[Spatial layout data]
* * *

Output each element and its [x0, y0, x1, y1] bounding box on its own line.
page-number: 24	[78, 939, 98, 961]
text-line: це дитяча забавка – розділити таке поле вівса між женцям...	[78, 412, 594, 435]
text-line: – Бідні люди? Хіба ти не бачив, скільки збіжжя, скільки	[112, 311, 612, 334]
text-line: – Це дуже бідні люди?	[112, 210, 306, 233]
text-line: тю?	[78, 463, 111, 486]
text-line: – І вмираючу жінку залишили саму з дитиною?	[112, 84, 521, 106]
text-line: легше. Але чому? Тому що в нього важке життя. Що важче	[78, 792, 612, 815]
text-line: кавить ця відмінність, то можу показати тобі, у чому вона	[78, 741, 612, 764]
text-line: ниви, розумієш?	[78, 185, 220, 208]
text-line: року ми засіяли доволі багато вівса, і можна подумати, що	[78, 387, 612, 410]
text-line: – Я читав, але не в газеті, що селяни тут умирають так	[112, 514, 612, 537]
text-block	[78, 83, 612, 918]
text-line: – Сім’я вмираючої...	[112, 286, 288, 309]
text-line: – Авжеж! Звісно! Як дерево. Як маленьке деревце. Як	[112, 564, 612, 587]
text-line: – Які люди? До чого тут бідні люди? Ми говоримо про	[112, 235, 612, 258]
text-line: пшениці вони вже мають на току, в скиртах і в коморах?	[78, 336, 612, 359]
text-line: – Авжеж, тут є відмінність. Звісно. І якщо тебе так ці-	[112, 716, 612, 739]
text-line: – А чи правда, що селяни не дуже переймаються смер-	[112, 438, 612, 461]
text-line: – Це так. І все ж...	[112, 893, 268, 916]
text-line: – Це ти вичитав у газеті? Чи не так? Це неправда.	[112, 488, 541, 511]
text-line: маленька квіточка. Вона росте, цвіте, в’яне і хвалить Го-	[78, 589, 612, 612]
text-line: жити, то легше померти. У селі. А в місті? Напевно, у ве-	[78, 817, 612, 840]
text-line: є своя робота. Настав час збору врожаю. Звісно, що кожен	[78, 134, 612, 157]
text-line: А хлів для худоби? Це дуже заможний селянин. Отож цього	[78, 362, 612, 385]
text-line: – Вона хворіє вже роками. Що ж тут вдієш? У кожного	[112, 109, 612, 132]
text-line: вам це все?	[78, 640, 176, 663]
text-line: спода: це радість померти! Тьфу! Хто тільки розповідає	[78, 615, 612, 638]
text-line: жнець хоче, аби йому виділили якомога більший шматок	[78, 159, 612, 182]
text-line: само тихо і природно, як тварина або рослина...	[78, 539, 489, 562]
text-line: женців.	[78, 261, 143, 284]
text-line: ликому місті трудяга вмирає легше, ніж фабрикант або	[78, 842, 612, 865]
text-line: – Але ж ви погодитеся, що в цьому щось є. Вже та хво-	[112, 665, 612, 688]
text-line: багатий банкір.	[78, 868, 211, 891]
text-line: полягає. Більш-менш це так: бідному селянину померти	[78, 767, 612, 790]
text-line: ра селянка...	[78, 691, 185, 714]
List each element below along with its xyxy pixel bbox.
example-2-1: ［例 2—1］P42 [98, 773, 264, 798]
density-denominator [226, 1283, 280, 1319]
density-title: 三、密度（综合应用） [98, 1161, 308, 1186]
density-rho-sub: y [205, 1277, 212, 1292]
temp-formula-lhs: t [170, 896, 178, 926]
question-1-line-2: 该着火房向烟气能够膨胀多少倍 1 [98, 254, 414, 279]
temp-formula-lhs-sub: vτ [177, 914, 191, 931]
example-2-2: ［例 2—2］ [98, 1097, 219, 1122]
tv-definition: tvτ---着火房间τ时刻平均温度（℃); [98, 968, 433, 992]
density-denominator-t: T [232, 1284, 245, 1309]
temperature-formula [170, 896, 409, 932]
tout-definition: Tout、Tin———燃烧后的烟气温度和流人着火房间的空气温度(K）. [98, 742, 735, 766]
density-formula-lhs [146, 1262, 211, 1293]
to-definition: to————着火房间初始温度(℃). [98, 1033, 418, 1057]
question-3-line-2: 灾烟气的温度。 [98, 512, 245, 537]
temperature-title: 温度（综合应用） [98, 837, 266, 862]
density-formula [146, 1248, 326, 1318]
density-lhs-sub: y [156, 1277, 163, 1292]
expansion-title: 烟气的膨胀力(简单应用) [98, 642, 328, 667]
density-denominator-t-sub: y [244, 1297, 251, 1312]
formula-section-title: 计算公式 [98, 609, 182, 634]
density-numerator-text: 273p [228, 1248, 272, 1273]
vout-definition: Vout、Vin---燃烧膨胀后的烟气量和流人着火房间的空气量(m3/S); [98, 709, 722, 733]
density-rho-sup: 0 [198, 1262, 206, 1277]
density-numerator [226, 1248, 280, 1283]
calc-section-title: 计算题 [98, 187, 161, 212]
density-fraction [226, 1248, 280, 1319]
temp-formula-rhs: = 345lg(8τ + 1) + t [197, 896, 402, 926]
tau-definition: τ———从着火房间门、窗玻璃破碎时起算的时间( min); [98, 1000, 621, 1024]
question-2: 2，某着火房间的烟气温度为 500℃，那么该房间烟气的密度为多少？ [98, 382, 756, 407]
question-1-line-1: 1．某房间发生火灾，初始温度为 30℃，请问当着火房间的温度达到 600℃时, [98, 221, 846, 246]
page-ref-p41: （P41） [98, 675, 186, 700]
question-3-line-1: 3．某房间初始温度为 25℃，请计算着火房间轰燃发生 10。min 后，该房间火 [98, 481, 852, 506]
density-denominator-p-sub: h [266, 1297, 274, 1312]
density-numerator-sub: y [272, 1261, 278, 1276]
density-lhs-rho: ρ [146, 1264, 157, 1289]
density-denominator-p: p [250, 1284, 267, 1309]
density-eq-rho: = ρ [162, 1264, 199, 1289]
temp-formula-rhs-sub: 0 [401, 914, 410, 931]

* * *

WORK TO BE COMPLETED >> Reproduce all of the data above line for line, without any alteration.

WRITTEN RESPONSE >>
Output each element and its [x0, y0, x1, y1] bounding box on its own line.
page-number: 24	[78, 939, 98, 961]
text-line: це дитяча забавка – розділити таке поле вівса між женцям...	[78, 412, 594, 435]
text-line: – Бідні люди? Хіба ти не бачив, скільки збіжжя, скільки	[112, 311, 612, 334]
text-line: – Це дуже бідні люди?	[112, 210, 306, 233]
text-line: тю?	[78, 463, 111, 486]
text-line: – І вмираючу жінку залишили саму з дитиною?	[112, 84, 521, 106]
text-line: легше. Але чому? Тому що в нього важке життя. Що важче	[78, 792, 612, 815]
text-line: кавить ця відмінність, то можу показати тобі, у чому вона	[78, 741, 612, 764]
text-line: ниви, розумієш?	[78, 185, 220, 208]
text-line: року ми засіяли доволі багато вівса, і можна подумати, що	[78, 387, 612, 410]
text-line: – Я читав, але не в газеті, що селяни тут умирають так	[112, 514, 612, 537]
text-block	[78, 83, 612, 918]
text-line: – Сім’я вмираючої...	[112, 286, 288, 309]
text-line: – Авжеж! Звісно! Як дерево. Як маленьке деревце. Як	[112, 564, 612, 587]
text-line: – Які люди? До чого тут бідні люди? Ми говоримо про	[112, 235, 612, 258]
text-line: пшениці вони вже мають на току, в скиртах і в коморах?	[78, 336, 612, 359]
text-line: – Авжеж, тут є відмінність. Звісно. І якщо тебе так ці-	[112, 716, 612, 739]
text-line: – А чи правда, що селяни не дуже переймаються смер-	[112, 438, 612, 461]
text-line: – Це так. І все ж...	[112, 893, 268, 916]
text-line: – Це ти вичитав у газеті? Чи не так? Це неправда.	[112, 488, 541, 511]
text-line: маленька квіточка. Вона росте, цвіте, в’яне і хвалить Го-	[78, 589, 612, 612]
text-line: жити, то легше померти. У селі. А в місті? Напевно, у ве-	[78, 817, 612, 840]
text-line: є своя робота. Настав час збору врожаю. Звісно, що кожен	[78, 134, 612, 157]
text-line: А хлів для худоби? Це дуже заможний селянин. Отож цього	[78, 362, 612, 385]
text-line: – Вона хворіє вже роками. Що ж тут вдієш? У кожного	[112, 109, 612, 132]
text-line: вам це все?	[78, 640, 176, 663]
text-line: спода: це радість померти! Тьфу! Хто тільки розповідає	[78, 615, 612, 638]
text-line: жнець хоче, аби йому виділили якомога більший шматок	[78, 159, 612, 182]
text-line: само тихо і природно, як тварина або рослина...	[78, 539, 489, 562]
text-line: женців.	[78, 261, 143, 284]
text-line: ликому місті трудяга вмирає легше, ніж фабрикант або	[78, 842, 612, 865]
text-line: – Але ж ви погодитеся, що в цьому щось є. Вже та хво-	[112, 665, 612, 688]
text-line: багатий банкір.	[78, 868, 211, 891]
text-line: полягає. Більш-менш це так: бідному селянину померти	[78, 767, 612, 790]
text-line: ра селянка...	[78, 691, 185, 714]
List each element below along with its xyxy pixel bbox.
example-2-1: ［例 2—1］P42 [98, 773, 264, 798]
density-denominator [226, 1283, 280, 1319]
density-title: 三、密度（综合应用） [98, 1161, 308, 1186]
density-rho-sub: y [205, 1277, 212, 1292]
temp-formula-lhs: t [170, 896, 178, 926]
question-1-line-2: 该着火房向烟气能够膨胀多少倍 1 [98, 254, 414, 279]
temp-formula-lhs-sub: vτ [177, 914, 191, 931]
example-2-2: ［例 2—2］ [98, 1097, 219, 1122]
tv-definition: tvτ---着火房间τ时刻平均温度（℃); [98, 968, 433, 992]
density-denominator-t: T [232, 1284, 245, 1309]
temperature-formula [170, 896, 409, 932]
tout-definition: Tout、Tin———燃烧后的烟气温度和流人着火房间的空气温度(K）. [98, 742, 735, 766]
density-formula-lhs [146, 1262, 211, 1293]
to-definition: to————着火房间初始温度(℃). [98, 1033, 418, 1057]
question-3-line-2: 灾烟气的温度。 [98, 512, 245, 537]
temperature-title: 温度（综合应用） [98, 837, 266, 862]
density-formula [146, 1248, 326, 1318]
density-lhs-sub: y [156, 1277, 163, 1292]
expansion-title: 烟气的膨胀力(简单应用) [98, 642, 328, 667]
density-denominator-t-sub: y [244, 1297, 251, 1312]
formula-section-title: 计算公式 [98, 609, 182, 634]
density-numerator-text: 273p [228, 1248, 272, 1273]
vout-definition: Vout、Vin---燃烧膨胀后的烟气量和流人着火房间的空气量(m3/S); [98, 709, 722, 733]
density-rho-sup: 0 [198, 1262, 206, 1277]
density-numerator [226, 1248, 280, 1283]
calc-section-title: 计算题 [98, 187, 161, 212]
density-fraction [226, 1248, 280, 1319]
temp-formula-rhs: = 345lg(8τ + 1) + t [197, 896, 402, 926]
tau-definition: τ———从着火房间门、窗玻璃破碎时起算的时间( min); [98, 1000, 621, 1024]
question-2: 2，某着火房间的烟气温度为 500℃，那么该房间烟气的密度为多少？ [98, 382, 756, 407]
question-1-line-1: 1．某房间发生火灾，初始温度为 30℃，请问当着火房间的温度达到 600℃时, [98, 221, 846, 246]
page-ref-p41: （P41） [98, 675, 186, 700]
question-3-line-1: 3．某房间初始温度为 25℃，请计算着火房间轰燃发生 10。min 后，该房间火 [98, 481, 852, 506]
density-denominator-p-sub: h [266, 1297, 274, 1312]
density-numerator-sub: y [272, 1261, 278, 1276]
density-lhs-rho: ρ [146, 1264, 157, 1289]
density-denominator-p: p [250, 1284, 267, 1309]
density-eq-rho: = ρ [162, 1264, 199, 1289]
temp-formula-rhs-sub: 0 [401, 914, 410, 931]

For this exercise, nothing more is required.